### What the task asks
Transcribe the material in full, exactly as written.

• • • • •

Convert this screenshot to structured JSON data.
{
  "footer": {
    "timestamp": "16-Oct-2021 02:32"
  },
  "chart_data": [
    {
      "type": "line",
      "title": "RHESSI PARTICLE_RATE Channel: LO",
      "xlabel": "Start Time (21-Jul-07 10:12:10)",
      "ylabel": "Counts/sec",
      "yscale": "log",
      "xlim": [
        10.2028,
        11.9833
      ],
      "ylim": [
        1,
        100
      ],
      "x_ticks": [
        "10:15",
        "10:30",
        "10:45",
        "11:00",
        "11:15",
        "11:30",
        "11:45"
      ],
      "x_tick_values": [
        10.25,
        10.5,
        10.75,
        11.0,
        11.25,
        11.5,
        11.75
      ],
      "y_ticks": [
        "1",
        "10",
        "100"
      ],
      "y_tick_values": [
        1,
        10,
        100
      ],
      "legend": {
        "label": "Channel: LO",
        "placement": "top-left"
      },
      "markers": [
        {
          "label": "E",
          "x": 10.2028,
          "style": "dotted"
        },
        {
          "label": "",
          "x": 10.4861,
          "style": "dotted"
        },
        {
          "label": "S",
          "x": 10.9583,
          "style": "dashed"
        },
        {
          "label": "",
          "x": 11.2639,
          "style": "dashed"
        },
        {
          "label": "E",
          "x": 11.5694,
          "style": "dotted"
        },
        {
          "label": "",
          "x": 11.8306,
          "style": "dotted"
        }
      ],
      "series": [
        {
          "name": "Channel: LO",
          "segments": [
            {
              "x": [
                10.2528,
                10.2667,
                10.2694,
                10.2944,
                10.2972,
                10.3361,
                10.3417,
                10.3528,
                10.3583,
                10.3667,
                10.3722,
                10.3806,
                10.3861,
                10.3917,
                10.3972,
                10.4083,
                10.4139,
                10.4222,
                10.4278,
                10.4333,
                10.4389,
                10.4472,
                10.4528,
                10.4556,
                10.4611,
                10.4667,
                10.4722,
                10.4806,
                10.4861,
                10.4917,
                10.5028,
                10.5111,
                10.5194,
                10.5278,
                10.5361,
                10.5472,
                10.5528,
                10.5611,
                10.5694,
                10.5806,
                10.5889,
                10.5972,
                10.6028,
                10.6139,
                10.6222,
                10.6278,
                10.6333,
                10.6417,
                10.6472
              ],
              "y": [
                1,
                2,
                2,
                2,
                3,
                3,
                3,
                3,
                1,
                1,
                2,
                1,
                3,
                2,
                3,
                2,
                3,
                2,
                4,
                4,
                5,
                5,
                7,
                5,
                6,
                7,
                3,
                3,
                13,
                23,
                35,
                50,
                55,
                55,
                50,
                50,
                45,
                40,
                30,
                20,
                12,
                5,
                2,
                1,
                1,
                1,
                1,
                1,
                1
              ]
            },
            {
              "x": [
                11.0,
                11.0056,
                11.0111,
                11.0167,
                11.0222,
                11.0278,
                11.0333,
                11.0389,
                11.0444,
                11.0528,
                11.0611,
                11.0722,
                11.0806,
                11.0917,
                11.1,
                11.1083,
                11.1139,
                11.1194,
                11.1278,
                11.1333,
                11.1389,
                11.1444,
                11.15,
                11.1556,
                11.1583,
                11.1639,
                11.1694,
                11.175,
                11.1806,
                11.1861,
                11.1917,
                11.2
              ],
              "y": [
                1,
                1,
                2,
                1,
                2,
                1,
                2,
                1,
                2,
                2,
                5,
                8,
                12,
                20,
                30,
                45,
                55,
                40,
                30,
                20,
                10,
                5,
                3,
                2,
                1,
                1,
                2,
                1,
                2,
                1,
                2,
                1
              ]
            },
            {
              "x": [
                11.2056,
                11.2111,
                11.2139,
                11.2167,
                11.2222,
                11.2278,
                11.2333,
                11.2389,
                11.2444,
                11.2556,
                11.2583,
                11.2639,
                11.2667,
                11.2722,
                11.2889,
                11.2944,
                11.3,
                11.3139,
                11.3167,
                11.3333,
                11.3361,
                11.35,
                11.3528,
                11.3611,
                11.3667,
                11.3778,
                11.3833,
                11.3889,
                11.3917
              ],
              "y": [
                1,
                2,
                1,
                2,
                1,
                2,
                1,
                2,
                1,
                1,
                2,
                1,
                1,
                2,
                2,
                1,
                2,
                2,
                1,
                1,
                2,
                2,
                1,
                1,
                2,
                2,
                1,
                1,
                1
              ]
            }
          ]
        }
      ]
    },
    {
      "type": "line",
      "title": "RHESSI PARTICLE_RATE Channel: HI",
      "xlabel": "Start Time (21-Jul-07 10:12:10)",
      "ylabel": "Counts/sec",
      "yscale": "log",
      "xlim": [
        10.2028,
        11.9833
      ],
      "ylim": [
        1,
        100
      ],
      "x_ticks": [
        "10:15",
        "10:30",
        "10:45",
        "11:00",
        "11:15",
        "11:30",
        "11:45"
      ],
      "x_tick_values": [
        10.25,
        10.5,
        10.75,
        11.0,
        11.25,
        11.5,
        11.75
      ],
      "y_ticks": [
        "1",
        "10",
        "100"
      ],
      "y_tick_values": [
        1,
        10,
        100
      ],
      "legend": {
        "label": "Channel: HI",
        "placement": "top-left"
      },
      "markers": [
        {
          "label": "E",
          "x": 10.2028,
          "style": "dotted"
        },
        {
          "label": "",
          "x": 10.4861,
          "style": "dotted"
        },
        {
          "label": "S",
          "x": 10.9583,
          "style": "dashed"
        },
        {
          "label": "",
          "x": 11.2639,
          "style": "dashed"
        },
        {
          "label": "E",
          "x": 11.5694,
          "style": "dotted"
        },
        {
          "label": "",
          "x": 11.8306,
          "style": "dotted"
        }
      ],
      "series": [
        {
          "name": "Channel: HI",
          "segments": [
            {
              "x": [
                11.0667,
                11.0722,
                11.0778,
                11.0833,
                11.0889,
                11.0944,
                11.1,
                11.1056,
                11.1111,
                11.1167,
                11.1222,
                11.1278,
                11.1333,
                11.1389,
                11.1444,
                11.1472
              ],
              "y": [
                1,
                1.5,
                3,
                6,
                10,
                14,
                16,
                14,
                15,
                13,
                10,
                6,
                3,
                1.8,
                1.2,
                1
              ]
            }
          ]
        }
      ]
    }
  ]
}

• • • • •

### Task response
Convert this screenshot to structured JSON data.
{
  "footer": {
    "timestamp": "16-Oct-2021 02:32"
  },
  "chart_data": [
    {
      "type": "line",
      "title": "RHESSI PARTICLE_RATE Channel: LO",
      "xlabel": "Start Time (21-Jul-07 10:12:10)",
      "ylabel": "Counts/sec",
      "yscale": "log",
      "xlim": [
        10.2028,
        11.9833
      ],
      "ylim": [
        1,
        100
      ],
      "x_ticks": [
        "10:15",
        "10:30",
        "10:45",
        "11:00",
        "11:15",
        "11:30",
        "11:45"
      ],
      "x_tick_values": [
        10.25,
        10.5,
        10.75,
        11.0,
        11.25,
        11.5,
        11.75
      ],
      "y_ticks": [
        "1",
        "10",
        "100"
      ],
      "y_tick_values": [
        1,
        10,
        100
      ],
      "legend": {
        "label": "Channel: LO",
        "placement": "top-left"
      },
      "markers": [
        {
          "label": "E",
          "x": 10.2028,
          "style": "dotted"
        },
        {
          "label": "",
          "x": 10.4861,
          "style": "dotted"
        },
        {
          "label": "S",
          "x": 10.9583,
          "style": "dashed"
        },
        {
          "label": "",
          "x": 11.2639,
          "style": "dashed"
        },
        {
          "label": "E",
          "x": 11.5694,
          "style": "dotted"
        },
        {
          "label": "",
          "x": 11.8306,
          "style": "dotted"
        }
      ],
      "series": [
        {
          "name": "Channel: LO",
          "segments": [
            {
              "x": [
                10.2528,
                10.2667,
                10.2694,
                10.2944,
                10.2972,
                10.3361,
                10.3417,
                10.3528,
                10.3583,
                10.3667,
                10.3722,
                10.3806,
                10.3861,
                10.3917,
                10.3972,
                10.4083,
                10.4139,
                10.4222,
                10.4278,
                10.4333,
                10.4389,
                10.4472,
                10.4528,
                10.4556,
                10.4611,
                10.4667,
                10.4722,
                10.4806,
                10.4861,
                10.4917,
                10.5028,
                10.5111,
                10.5194,
                10.5278,
                10.5361,
                10.5472,
                10.5528,
                10.5611,
                10.5694,
                10.5806,
                10.5889,
                10.5972,
                10.6028,
                10.6139,
                10.6222,
                10.6278,
                10.6333,
                10.6417,
                10.6472
              ],
              "y": [
                1,
                2,
                2,
                2,
                3,
                3,
                3,
                3,
                1,
                1,
                2,
                1,
                3,
                2,
                3,
                2,
                3,
                2,
                4,
                4,
                5,
                5,
                7,
                5,
                6,
                7,
                3,
                3,
                13,
                23,
                35,
                50,
                55,
                55,
                50,
                50,
                45,
                40,
                30,
                20,
                12,
                5,
                2,
                1,
                1,
                1,
                1,
                1,
                1
              ]
            },
            {
              "x": [
                11.0,
                11.0056,
                11.0111,
                11.0167,
                11.0222,
                11.0278,
                11.0333,
                11.0389,
                11.0444,
                11.0528,
                11.0611,
                11.0722,
                11.0806,
                11.0917,
                11.1,
                11.1083,
                11.1139,
                11.1194,
                11.1278,
                11.1333,
                11.1389,
                11.1444,
                11.15,
                11.1556,
                11.1583,
                11.1639,
                11.1694,
                11.175,
                11.1806,
                11.1861,
                11.1917,
                11.2
              ],
              "y": [
                1,
                1,
                2,
                1,
                2,
                1,
                2,
                1,
                2,
                2,
                5,
                8,
                12,
                20,
                30,
                45,
                55,
                40,
                30,
                20,
                10,
                5,
                3,
                2,
                1,
                1,
                2,
                1,
                2,
                1,
                2,
                1
              ]
            },
            {
              "x": [
                11.2056,
                11.2111,
                11.2139,
                11.2167,
                11.2222,
                11.2278,
                11.2333,
                11.2389,
                11.2444,
                11.2556,
                11.2583,
                11.2639,
                11.2667,
                11.2722,
                11.2889,
                11.2944,
                11.3,
                11.3139,
                11.3167,
                11.3333,
                11.3361,
                11.35,
                11.3528,
                11.3611,
                11.3667,
                11.3778,
                11.3833,
                11.3889,
                11.3917
              ],
              "y": [
                1,
                2,
                1,
                2,
                1,
                2,
                1,
                2,
                1,
                1,
                2,
                1,
                1,
                2,
                2,
                1,
                2,
                2,
                1,
                1,
                2,
                2,
                1,
                1,
                2,
                2,
                1,
                1,
                1
              ]
            }
          ]
        }
      ]
    },
    {
      "type": "line",
      "title": "RHESSI PARTICLE_RATE Channel: HI",
      "xlabel": "Start Time (21-Jul-07 10:12:10)",
      "ylabel": "Counts/sec",
      "yscale": "log",
      "xlim": [
        10.2028,
        11.9833
      ],
      "ylim": [
        1,
        100
      ],
      "x_ticks": [
        "10:15",
        "10:30",
        "10:45",
        "11:00",
        "11:15",
        "11:30",
        "11:45"
      ],
      "x_tick_values": [
        10.25,
        10.5,
        10.75,
        11.0,
        11.25,
        11.5,
        11.75
      ],
      "y_ticks": [
        "1",
        "10",
        "100"
      ],
      "y_tick_values": [
        1,
        10,
        100
      ],
      "legend": {
        "label": "Channel: HI",
        "placement": "top-left"
      },
      "markers": [
        {
          "label": "E",
          "x": 10.2028,
          "style": "dotted"
        },
        {
          "label": "",
          "x": 10.4861,
          "style": "dotted"
        },
        {
          "label": "S",
          "x": 10.9583,
          "style": "dashed"
        },
        {
          "label": "",
          "x": 11.2639,
          "style": "dashed"
        },
        {
          "label": "E",
          "x": 11.5694,
          "style": "dotted"
        },
        {
          "label": "",
          "x": 11.8306,
          "style": "dotted"
        }
      ],
      "series": [
        {
          "name": "Channel: HI",
          "segments": [
            {
              "x": [
                11.0667,
                11.0722,
                11.0778,
                11.0833,
                11.0889,
                11.0944,
                11.1,
                11.1056,
                11.1111,
                11.1167,
                11.1222,
                11.1278,
                11.1333,
                11.1389,
                11.1444,
                11.1472
              ],
              "y": [
                1,
                1.5,
                3,
                6,
                10,
                14,
                16,
                14,
                15,
                13,
                10,
                6,
                3,
                1.8,
                1.2,
                1
              ]
            }
          ]
        }
      ]
    }
  ]
}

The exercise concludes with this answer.